Records for the task —
◇ ◇ ◇ ◇ ◇ ◇ ◇
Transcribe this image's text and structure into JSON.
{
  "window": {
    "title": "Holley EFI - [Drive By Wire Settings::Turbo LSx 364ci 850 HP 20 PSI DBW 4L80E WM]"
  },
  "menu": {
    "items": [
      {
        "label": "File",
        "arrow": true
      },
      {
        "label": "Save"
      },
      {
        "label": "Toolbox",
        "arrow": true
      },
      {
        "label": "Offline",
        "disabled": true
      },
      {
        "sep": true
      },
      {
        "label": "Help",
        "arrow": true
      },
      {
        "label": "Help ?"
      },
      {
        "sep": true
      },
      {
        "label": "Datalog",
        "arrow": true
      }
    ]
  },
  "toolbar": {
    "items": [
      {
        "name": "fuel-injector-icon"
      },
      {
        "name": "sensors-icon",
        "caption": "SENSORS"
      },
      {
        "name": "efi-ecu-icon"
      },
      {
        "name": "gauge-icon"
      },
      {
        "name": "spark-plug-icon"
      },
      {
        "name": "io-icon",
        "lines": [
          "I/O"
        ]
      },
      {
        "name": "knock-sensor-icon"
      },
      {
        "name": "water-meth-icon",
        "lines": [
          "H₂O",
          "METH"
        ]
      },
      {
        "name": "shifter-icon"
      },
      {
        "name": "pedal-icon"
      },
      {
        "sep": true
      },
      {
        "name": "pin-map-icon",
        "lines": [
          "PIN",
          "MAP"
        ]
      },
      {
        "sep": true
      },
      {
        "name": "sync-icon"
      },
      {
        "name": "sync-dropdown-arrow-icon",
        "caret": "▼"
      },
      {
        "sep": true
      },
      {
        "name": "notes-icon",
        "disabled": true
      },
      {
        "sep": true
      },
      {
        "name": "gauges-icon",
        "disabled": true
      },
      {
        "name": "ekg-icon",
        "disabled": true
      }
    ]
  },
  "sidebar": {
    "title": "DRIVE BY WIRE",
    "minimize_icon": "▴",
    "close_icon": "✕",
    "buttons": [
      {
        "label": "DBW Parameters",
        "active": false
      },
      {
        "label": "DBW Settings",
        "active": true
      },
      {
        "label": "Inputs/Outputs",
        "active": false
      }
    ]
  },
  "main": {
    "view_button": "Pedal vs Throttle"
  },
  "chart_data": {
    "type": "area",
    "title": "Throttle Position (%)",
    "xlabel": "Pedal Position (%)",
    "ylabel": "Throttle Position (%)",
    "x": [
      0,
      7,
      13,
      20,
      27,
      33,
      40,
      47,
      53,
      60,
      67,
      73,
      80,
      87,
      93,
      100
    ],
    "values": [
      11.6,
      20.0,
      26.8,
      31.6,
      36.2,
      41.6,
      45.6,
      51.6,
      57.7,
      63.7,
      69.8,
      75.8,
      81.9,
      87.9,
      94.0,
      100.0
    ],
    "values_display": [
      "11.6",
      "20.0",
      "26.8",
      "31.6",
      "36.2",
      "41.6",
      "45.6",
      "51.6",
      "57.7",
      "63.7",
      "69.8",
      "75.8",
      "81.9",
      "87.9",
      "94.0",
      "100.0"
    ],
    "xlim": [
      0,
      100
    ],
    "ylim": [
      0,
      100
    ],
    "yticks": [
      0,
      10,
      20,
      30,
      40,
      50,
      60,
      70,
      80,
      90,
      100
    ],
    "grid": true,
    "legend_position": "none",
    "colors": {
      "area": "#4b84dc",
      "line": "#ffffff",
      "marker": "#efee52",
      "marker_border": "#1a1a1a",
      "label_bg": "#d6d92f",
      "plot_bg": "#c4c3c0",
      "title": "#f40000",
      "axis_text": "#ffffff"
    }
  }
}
◇ ◇ ◇ ◇ ◇ ◇ ◇
Description of the task — Return all the data above once more, precisely as given.

Reply —
Transcribe this image's text and structure into JSON.
{
  "window": {
    "title": "Holley EFI - [Drive By Wire Settings::Turbo LSx 364ci 850 HP 20 PSI DBW 4L80E WM]"
  },
  "menu": {
    "items": [
      {
        "label": "File",
        "arrow": true
      },
      {
        "label": "Save"
      },
      {
        "label": "Toolbox",
        "arrow": true
      },
      {
        "label": "Offline",
        "disabled": true
      },
      {
        "sep": true
      },
      {
        "label": "Help",
        "arrow": true
      },
      {
        "label": "Help ?"
      },
      {
        "sep": true
      },
      {
        "label": "Datalog",
        "arrow": true
      }
    ]
  },
  "toolbar": {
    "items": [
      {
        "name": "fuel-injector-icon"
      },
      {
        "name": "sensors-icon",
        "caption": "SENSORS"
      },
      {
        "name": "efi-ecu-icon"
      },
      {
        "name": "gauge-icon"
      },
      {
        "name": "spark-plug-icon"
      },
      {
        "name": "io-icon",
        "lines": [
          "I/O"
        ]
      },
      {
        "name": "knock-sensor-icon"
      },
      {
        "name": "water-meth-icon",
        "lines": [
          "H₂O",
          "METH"
        ]
      },
      {
        "name": "shifter-icon"
      },
      {
        "name": "pedal-icon"
      },
      {
        "sep": true
      },
      {
        "name": "pin-map-icon",
        "lines": [
          "PIN",
          "MAP"
        ]
      },
      {
        "sep": true
      },
      {
        "name": "sync-icon"
      },
      {
        "name": "sync-dropdown-arrow-icon",
        "caret": "▼"
      },
      {
        "sep": true
      },
      {
        "name": "notes-icon",
        "disabled": true
      },
      {
        "sep": true
      },
      {
        "name": "gauges-icon",
        "disabled": true
      },
      {
        "name": "ekg-icon",
        "disabled": true
      }
    ]
  },
  "sidebar": {
    "title": "DRIVE BY WIRE",
    "minimize_icon": "▴",
    "close_icon": "✕",
    "buttons": [
      {
        "label": "DBW Parameters",
        "active": false
      },
      {
        "label": "DBW Settings",
        "active": true
      },
      {
        "label": "Inputs/Outputs",
        "active": false
      }
    ]
  },
  "main": {
    "view_button": "Pedal vs Throttle"
  },
  "chart_data": {
    "type": "area",
    "title": "Throttle Position (%)",
    "xlabel": "Pedal Position (%)",
    "ylabel": "Throttle Position (%)",
    "x": [
      0,
      7,
      13,
      20,
      27,
      33,
      40,
      47,
      53,
      60,
      67,
      73,
      80,
      87,
      93,
      100
    ],
    "values": [
      11.6,
      20.0,
      26.8,
      31.6,
      36.2,
      41.6,
      45.6,
      51.6,
      57.7,
      63.7,
      69.8,
      75.8,
      81.9,
      87.9,
      94.0,
      100.0
    ],
    "values_display": [
      "11.6",
      "20.0",
      "26.8",
      "31.6",
      "36.2",
      "41.6",
      "45.6",
      "51.6",
      "57.7",
      "63.7",
      "69.8",
      "75.8",
      "81.9",
      "87.9",
      "94.0",
      "100.0"
    ],
    "xlim": [
      0,
      100
    ],
    "ylim": [
      0,
      100
    ],
    "yticks": [
      0,
      10,
      20,
      30,
      40,
      50,
      60,
      70,
      80,
      90,
      100
    ],
    "grid": true,
    "legend_position": "none",
    "colors": {
      "area": "#4b84dc",
      "line": "#ffffff",
      "marker": "#efee52",
      "marker_border": "#1a1a1a",
      "label_bg": "#d6d92f",
      "plot_bg": "#c4c3c0",
      "title": "#f40000",
      "axis_text": "#ffffff"
    }
  }
}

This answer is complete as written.